• Requirements: Return every line of the data below that includes the string "error".
※
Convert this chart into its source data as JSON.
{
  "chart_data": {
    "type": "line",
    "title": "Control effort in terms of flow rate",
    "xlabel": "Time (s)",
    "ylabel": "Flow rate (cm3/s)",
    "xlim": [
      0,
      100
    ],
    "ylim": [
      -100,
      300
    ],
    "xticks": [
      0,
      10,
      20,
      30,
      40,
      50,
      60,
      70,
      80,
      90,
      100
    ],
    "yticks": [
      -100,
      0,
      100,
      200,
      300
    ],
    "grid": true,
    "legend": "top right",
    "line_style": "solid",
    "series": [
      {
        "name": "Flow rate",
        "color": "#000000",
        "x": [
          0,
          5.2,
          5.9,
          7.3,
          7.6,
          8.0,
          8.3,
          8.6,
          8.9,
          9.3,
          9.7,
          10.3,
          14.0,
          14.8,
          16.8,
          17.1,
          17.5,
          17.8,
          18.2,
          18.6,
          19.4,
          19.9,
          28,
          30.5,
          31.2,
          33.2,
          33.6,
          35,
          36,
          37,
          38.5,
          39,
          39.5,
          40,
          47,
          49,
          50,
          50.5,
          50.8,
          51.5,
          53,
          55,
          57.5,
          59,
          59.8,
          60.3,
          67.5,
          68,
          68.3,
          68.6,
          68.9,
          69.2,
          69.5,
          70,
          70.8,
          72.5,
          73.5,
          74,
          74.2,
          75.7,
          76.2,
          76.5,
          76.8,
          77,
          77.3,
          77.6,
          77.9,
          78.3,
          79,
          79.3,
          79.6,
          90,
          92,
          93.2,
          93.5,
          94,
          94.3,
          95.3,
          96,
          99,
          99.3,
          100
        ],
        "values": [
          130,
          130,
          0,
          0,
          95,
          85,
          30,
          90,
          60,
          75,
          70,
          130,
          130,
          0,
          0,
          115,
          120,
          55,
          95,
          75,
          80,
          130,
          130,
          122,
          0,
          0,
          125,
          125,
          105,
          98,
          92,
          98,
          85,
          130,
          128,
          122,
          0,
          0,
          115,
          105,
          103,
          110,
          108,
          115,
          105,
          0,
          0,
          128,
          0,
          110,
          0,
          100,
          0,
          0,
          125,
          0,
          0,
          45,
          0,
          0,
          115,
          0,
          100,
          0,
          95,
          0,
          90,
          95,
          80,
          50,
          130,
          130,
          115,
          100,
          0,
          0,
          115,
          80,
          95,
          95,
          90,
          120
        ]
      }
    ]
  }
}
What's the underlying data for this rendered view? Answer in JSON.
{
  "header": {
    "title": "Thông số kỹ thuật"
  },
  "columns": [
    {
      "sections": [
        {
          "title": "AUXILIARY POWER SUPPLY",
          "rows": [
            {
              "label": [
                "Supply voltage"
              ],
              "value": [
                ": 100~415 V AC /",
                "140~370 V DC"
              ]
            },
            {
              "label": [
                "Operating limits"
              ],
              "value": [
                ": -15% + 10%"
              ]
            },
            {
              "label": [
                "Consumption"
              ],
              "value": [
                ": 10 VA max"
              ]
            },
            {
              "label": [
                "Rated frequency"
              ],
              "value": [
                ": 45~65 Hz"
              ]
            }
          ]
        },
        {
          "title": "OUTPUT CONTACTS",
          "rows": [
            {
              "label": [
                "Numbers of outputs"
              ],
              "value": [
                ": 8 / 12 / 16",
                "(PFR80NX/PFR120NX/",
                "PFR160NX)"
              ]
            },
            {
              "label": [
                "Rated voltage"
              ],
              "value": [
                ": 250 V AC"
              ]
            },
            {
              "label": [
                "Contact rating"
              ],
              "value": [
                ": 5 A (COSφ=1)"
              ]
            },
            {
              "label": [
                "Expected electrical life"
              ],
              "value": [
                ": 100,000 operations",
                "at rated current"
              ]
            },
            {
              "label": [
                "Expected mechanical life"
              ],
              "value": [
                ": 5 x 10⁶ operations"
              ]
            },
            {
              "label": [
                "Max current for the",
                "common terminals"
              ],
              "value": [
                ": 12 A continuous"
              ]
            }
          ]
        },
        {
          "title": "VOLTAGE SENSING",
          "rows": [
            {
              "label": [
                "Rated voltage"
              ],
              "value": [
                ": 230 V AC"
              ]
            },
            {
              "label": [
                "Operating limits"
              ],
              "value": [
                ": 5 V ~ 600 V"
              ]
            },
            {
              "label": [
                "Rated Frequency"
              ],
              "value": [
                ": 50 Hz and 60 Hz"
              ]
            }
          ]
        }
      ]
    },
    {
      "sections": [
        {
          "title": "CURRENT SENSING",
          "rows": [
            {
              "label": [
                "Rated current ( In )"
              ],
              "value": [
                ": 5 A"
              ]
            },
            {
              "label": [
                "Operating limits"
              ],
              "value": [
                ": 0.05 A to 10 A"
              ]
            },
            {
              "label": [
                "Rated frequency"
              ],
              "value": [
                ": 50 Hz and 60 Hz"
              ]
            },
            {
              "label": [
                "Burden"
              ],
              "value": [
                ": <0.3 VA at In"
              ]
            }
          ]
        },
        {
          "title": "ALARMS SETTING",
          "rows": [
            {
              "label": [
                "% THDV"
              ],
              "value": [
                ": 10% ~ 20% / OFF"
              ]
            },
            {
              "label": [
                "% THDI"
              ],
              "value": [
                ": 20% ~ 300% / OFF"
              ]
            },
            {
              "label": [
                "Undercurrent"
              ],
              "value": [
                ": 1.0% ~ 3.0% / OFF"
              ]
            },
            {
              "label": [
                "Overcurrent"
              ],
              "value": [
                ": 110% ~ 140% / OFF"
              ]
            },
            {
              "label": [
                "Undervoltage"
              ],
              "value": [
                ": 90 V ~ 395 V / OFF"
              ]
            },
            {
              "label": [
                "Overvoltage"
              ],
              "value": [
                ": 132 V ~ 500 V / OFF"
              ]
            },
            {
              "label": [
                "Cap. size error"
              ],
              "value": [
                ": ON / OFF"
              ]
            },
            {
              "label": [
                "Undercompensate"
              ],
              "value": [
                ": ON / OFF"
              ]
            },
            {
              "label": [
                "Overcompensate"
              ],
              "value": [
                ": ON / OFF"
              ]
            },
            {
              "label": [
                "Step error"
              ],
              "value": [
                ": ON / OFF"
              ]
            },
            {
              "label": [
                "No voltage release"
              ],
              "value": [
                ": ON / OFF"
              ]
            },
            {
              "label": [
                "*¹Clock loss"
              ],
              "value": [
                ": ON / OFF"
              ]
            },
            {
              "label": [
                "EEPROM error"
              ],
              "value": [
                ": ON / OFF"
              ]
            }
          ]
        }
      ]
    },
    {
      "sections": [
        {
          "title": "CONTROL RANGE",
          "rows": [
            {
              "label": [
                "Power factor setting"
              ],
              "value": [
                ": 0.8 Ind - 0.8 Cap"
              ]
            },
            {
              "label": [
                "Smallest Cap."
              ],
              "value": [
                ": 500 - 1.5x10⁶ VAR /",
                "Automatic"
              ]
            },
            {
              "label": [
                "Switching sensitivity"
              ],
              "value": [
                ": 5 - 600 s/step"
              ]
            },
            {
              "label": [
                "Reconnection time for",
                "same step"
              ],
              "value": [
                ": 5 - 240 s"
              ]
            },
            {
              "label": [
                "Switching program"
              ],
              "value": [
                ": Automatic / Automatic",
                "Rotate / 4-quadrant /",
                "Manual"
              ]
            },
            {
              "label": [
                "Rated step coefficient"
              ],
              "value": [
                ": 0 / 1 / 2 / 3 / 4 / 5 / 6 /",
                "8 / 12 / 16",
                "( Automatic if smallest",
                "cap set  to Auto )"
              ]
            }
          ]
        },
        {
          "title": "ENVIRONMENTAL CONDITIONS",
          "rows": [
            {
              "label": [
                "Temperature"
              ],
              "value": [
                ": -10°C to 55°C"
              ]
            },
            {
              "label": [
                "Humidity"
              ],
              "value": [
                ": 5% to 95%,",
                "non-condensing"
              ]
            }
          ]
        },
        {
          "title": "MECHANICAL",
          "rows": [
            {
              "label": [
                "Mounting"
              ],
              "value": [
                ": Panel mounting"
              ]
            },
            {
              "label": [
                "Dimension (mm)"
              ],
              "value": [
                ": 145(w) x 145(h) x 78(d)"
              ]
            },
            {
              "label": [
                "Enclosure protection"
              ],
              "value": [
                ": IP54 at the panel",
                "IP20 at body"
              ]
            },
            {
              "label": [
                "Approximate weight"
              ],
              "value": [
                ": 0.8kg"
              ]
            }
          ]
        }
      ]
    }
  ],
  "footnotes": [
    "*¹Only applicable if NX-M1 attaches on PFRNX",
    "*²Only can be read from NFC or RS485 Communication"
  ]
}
※
• Worked solution:
                "Cap. size error"
                "Step error"
                "EEPROM error"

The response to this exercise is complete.